>> start

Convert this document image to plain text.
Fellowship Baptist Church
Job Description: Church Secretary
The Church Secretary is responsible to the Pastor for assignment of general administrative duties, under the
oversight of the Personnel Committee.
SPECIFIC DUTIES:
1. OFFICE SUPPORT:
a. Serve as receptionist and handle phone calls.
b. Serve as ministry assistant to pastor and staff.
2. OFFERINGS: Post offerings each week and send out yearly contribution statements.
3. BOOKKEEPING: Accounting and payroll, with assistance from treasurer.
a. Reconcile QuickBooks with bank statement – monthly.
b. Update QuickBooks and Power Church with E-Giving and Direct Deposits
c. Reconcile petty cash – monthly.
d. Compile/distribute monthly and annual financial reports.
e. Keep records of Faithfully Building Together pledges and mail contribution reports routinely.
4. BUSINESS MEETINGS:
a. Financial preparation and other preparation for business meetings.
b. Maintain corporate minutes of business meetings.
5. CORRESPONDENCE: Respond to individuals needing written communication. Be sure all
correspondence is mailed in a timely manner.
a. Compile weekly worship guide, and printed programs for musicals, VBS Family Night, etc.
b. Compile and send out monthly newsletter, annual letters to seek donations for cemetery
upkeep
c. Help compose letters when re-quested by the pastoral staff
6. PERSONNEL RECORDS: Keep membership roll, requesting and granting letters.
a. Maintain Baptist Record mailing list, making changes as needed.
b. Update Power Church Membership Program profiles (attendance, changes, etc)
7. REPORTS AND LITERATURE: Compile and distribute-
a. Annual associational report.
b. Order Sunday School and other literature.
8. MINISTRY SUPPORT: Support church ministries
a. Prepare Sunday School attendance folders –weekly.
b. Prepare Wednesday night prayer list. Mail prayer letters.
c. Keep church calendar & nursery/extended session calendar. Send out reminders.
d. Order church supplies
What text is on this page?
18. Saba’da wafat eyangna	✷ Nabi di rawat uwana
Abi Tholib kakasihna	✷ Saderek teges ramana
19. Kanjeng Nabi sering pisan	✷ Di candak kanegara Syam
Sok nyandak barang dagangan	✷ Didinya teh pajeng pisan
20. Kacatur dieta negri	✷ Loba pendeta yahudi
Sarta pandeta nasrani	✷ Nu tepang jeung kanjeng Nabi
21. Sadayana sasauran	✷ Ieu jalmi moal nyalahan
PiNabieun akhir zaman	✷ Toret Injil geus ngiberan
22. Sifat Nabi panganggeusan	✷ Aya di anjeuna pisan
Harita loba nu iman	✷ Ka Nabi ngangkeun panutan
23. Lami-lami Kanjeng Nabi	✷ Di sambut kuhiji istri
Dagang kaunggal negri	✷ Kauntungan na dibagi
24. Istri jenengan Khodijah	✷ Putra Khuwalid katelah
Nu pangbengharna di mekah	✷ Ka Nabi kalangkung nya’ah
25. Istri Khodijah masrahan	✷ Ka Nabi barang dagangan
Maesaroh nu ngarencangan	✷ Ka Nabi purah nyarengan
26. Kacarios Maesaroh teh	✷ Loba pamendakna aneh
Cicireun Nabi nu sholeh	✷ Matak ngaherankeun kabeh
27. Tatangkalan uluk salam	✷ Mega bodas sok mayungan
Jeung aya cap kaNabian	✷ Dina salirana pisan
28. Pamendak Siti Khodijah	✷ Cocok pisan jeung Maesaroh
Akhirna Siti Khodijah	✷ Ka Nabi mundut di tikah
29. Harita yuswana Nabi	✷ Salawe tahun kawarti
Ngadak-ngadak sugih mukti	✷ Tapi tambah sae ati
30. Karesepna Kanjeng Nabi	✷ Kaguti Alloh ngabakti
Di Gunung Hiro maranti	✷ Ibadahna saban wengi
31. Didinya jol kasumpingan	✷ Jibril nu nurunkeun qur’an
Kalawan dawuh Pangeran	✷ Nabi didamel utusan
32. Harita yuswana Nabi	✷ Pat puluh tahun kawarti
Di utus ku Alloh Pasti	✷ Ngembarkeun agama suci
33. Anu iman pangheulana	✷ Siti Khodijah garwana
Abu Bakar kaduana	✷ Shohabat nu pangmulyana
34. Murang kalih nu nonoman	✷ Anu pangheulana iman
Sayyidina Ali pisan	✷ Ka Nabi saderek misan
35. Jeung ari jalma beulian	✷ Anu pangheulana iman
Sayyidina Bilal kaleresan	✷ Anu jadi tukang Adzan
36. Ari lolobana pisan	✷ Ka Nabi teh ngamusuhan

>> end

▸ **Aim of the exercise**:
Read the entries and pick out all lines that include the word "with".

▸ **Answer to the task**:
3. BOOKKEEPING: Accounting and payroll, with assistance from treasurer.
a. Reconcile QuickBooks with bank statement – monthly.
b. Update QuickBooks and Power Church with E-Giving and Direct Deposits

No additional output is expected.